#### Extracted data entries
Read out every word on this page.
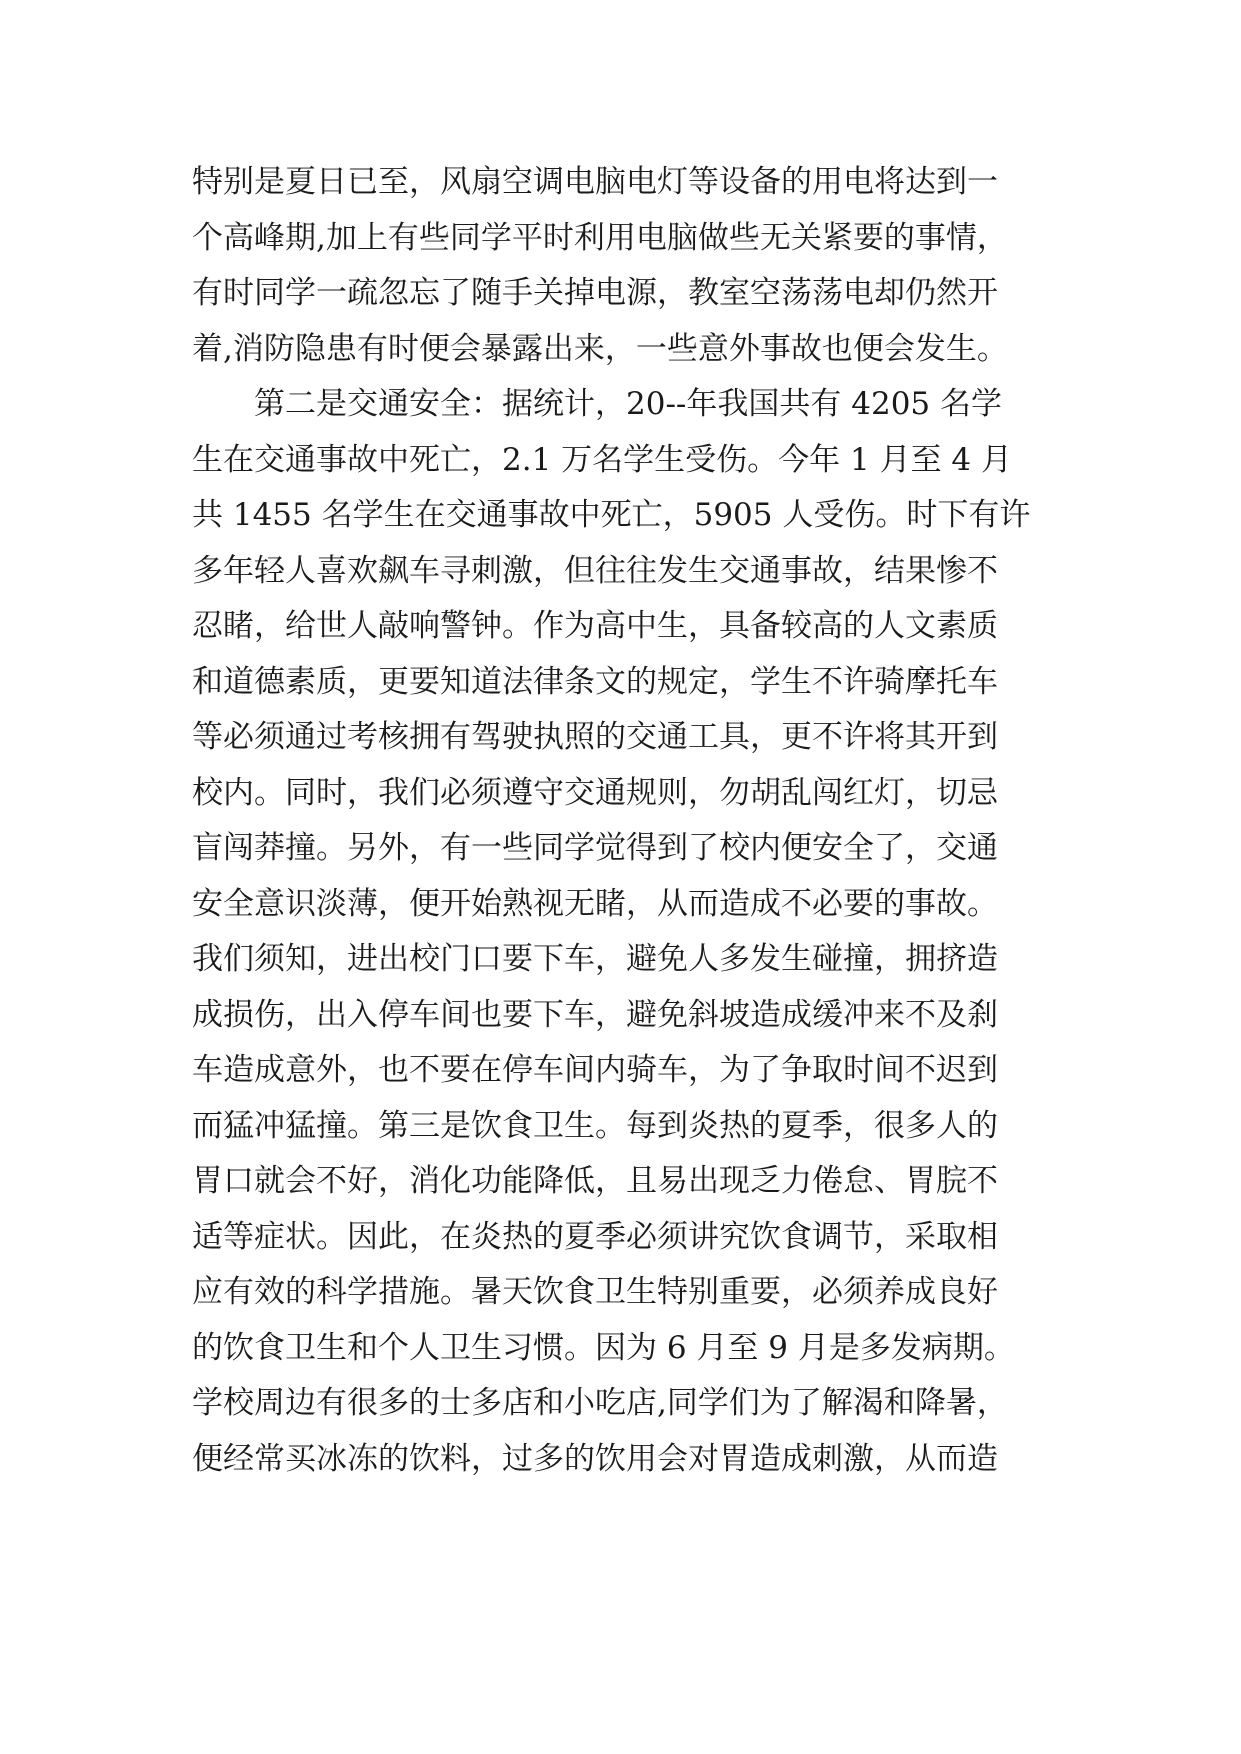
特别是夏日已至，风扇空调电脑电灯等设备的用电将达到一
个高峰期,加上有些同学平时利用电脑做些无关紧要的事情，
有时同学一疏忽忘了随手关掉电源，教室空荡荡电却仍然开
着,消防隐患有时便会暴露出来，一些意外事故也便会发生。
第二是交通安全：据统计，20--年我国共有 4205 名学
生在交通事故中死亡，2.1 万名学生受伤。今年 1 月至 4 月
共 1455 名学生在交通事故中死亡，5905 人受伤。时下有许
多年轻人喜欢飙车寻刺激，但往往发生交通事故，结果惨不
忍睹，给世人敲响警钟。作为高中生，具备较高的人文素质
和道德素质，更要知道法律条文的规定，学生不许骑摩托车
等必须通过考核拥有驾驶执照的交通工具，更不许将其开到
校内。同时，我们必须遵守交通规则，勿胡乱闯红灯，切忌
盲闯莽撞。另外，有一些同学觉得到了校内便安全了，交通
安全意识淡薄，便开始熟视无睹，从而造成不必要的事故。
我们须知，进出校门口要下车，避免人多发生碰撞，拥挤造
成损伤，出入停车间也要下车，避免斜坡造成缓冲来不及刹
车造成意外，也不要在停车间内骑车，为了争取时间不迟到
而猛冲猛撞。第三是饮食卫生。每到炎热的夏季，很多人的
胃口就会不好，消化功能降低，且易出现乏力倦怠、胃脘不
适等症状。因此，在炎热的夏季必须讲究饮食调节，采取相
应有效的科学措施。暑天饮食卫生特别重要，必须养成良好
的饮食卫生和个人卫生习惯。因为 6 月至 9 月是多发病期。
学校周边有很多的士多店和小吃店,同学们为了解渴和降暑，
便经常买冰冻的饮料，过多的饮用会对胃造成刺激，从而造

#### WHAT TO WORK ON
Leave the pictures out and output the rest of the listing exactly.

#### THE RESULT
Read out every word on this page.
特别是夏日已至，风扇空调电脑电灯等设备的用电将达到一
个高峰期,加上有些同学平时利用电脑做些无关紧要的事情，
有时同学一疏忽忘了随手关掉电源，教室空荡荡电却仍然开
着,消防隐患有时便会暴露出来，一些意外事故也便会发生。
第二是交通安全：据统计，20--年我国共有 4205 名学
生在交通事故中死亡，2.1 万名学生受伤。今年 1 月至 4 月
共 1455 名学生在交通事故中死亡，5905 人受伤。时下有许
多年轻人喜欢飙车寻刺激，但往往发生交通事故，结果惨不
忍睹，给世人敲响警钟。作为高中生，具备较高的人文素质
和道德素质，更要知道法律条文的规定，学生不许骑摩托车
等必须通过考核拥有驾驶执照的交通工具，更不许将其开到
校内。同时，我们必须遵守交通规则，勿胡乱闯红灯，切忌
盲闯莽撞。另外，有一些同学觉得到了校内便安全了，交通
安全意识淡薄，便开始熟视无睹，从而造成不必要的事故。
我们须知，进出校门口要下车，避免人多发生碰撞，拥挤造
成损伤，出入停车间也要下车，避免斜坡造成缓冲来不及刹
车造成意外，也不要在停车间内骑车，为了争取时间不迟到
而猛冲猛撞。第三是饮食卫生。每到炎热的夏季，很多人的
胃口就会不好，消化功能降低，且易出现乏力倦怠、胃脘不
适等症状。因此，在炎热的夏季必须讲究饮食调节，采取相
应有效的科学措施。暑天饮食卫生特别重要，必须养成良好
的饮食卫生和个人卫生习惯。因为 6 月至 9 月是多发病期。
学校周边有很多的士多店和小吃店,同学们为了解渴和降暑，
便经常买冰冻的饮料，过多的饮用会对胃造成刺激，从而造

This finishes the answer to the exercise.